> _Task directions_:
Locate the lines where "this" occurs and copy them as they stand.

> _Available records_:
= = = = =
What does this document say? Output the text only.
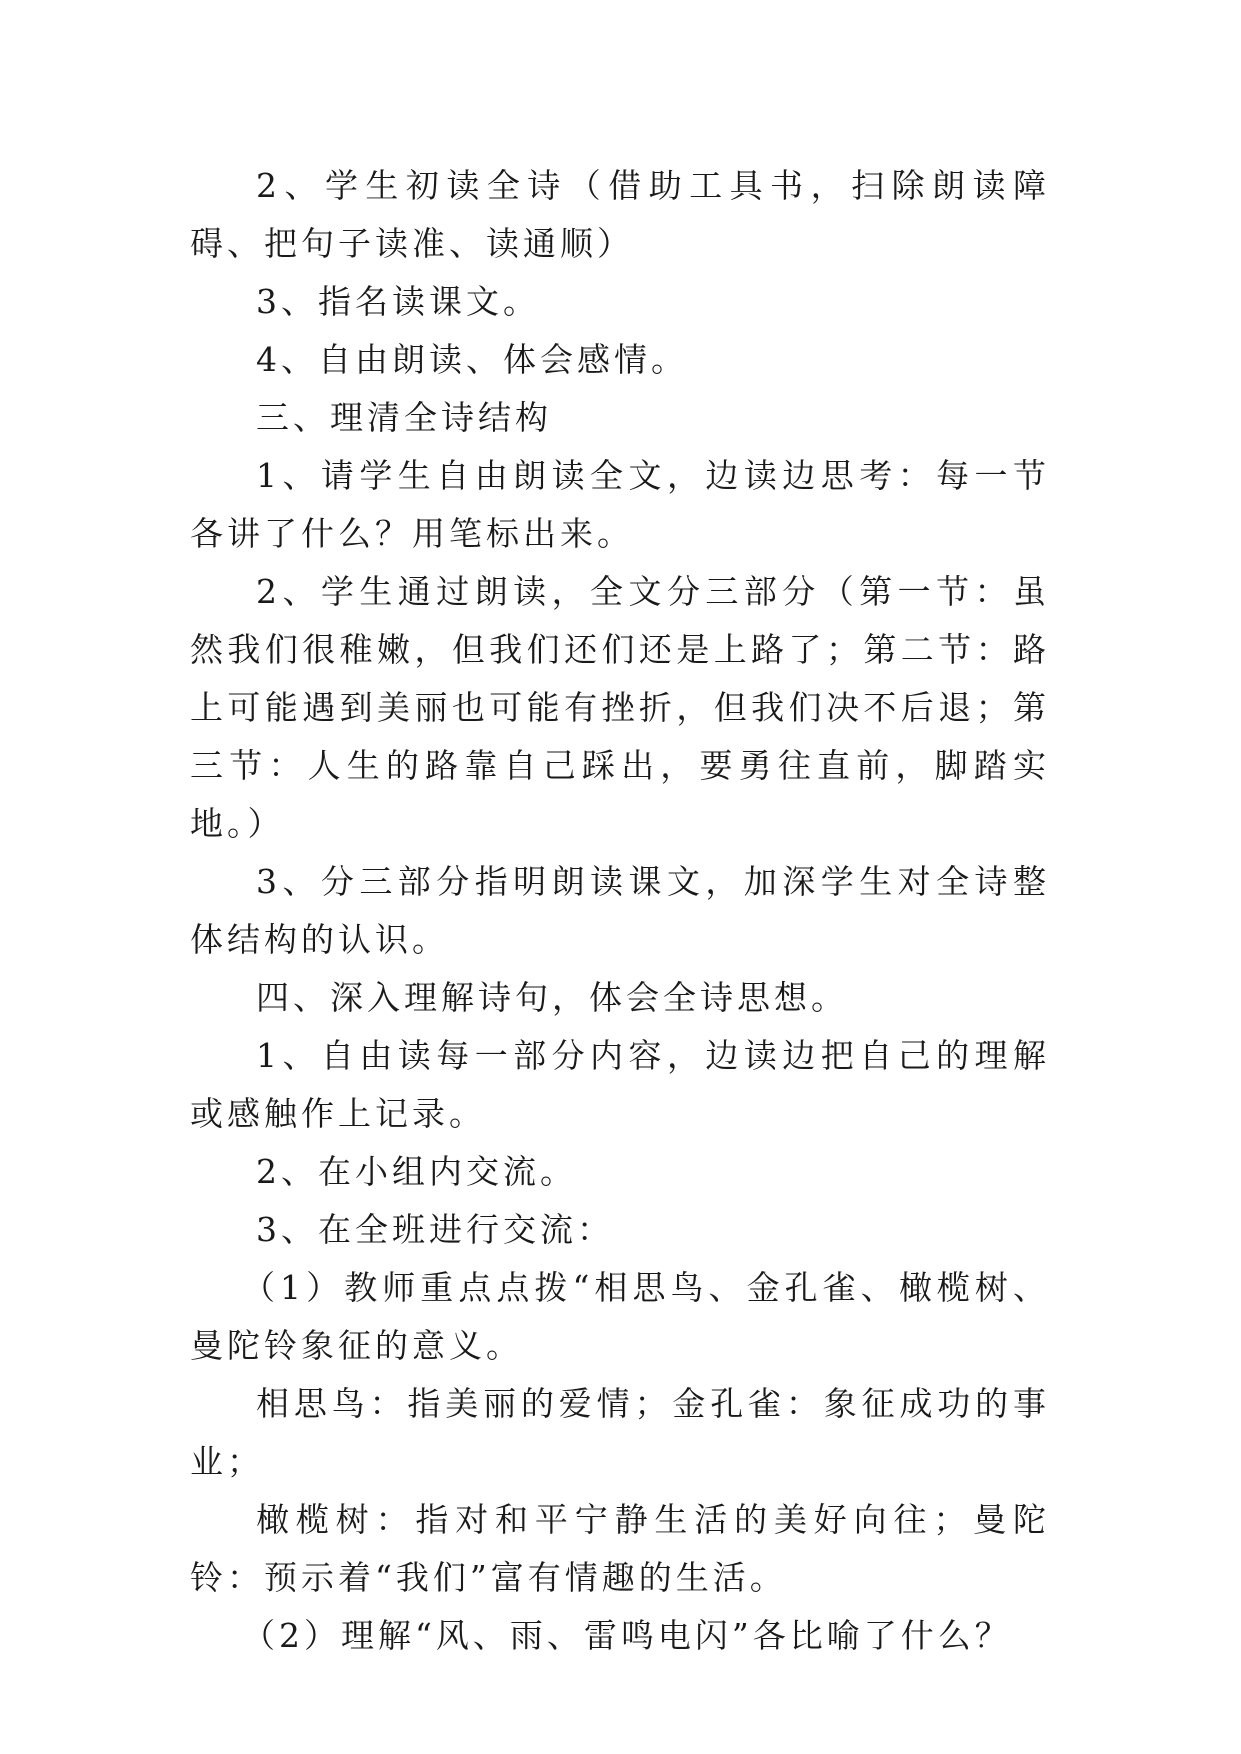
2、学生初读全诗（借助工具书，扫除朗读障碍、把句子读准、读通顺）

3、指名读课文。

4、自由朗读、体会感情。

三、理清全诗结构

1、请学生自由朗读全文，边读边思考：每一节各讲了什么？用笔标出来。

2、学生通过朗读，全文分三部分（第一节：虽然我们很稚嫩，但我们还们还是上路了；第二节：路上可能遇到美丽也可能有挫折，但我们决不后退；第三节：人生的路靠自己踩出，要勇往直前，脚踏实地。）

3、分三部分指明朗读课文，加深学生对全诗整体结构的认识。

四、深入理解诗句，体会全诗思想。

1、自由读每一部分内容，边读边把自己的理解或感触作上记录。

2、在小组内交流。

3、在全班进行交流：

（1）教师重点点拨“相思鸟、金孔雀、橄榄树、曼陀铃象征的意义。

相思鸟：指美丽的爱情；金孔雀：象征成功的事业；

橄榄树：指对和平宁静生活的美好向往；曼陀铃：预示着“我们”富有情趣的生活。

（2）理解“风、雨、雷鸣电闪”各比喻了什么？
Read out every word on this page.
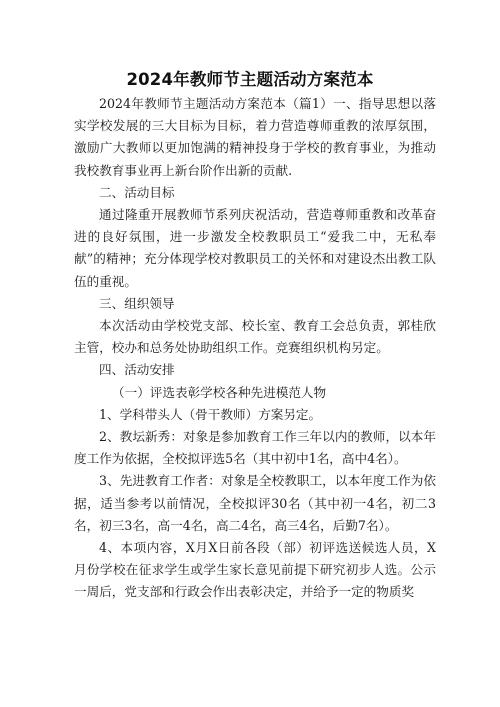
2024年教师节主题活动方案范本

2024年教师节主题活动方案范本（篇1）一、指导思想以落实学校发展的三大目标为目标，着力营造尊师重教的浓厚氛围，激励广大教师以更加饱满的精神投身于学校的教育事业，为推动我校教育事业再上新台阶作出新的贡献.

二、活动目标

通过隆重开展教师节系列庆祝活动，营造尊师重教和改革奋进的良好氛围，进一步激发全校教职员工“爱我二中，无私奉献”的精神；充分体现学校对教职员工的关怀和对建设杰出教工队伍的重视。

三、组织领导

本次活动由学校党支部、校长室、教育工会总负责，郭桂欣主管，校办和总务处协助组织工作。竞赛组织机构另定。

四、活动安排

（一）评选表彰学校各种先进模范人物

1、学科带头人（骨干教师）方案另定。

2、教坛新秀：对象是参加教育工作三年以内的教师，以本年度工作为依据，全校拟评选5名（其中初中1名，高中4名）。

3、先进教育工作者：对象是全校教职工，以本年度工作为依据，适当参考以前情况，全校拟评30名（其中初一4名，初二3名，初三3名，高一4名，高二4名，高三4名，后勤7名）。

4、本项内容，X月X日前各段（部）初评选送候选人员，X月份学校在征求学生或学生家长意见前提下研究初步人选。公示一周后，党支部和行政会作出表彰决定，并给予一定的物质奖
= = = = =
> _Finished task_:
What does this document say? Output the text only.
Read out every word on this page.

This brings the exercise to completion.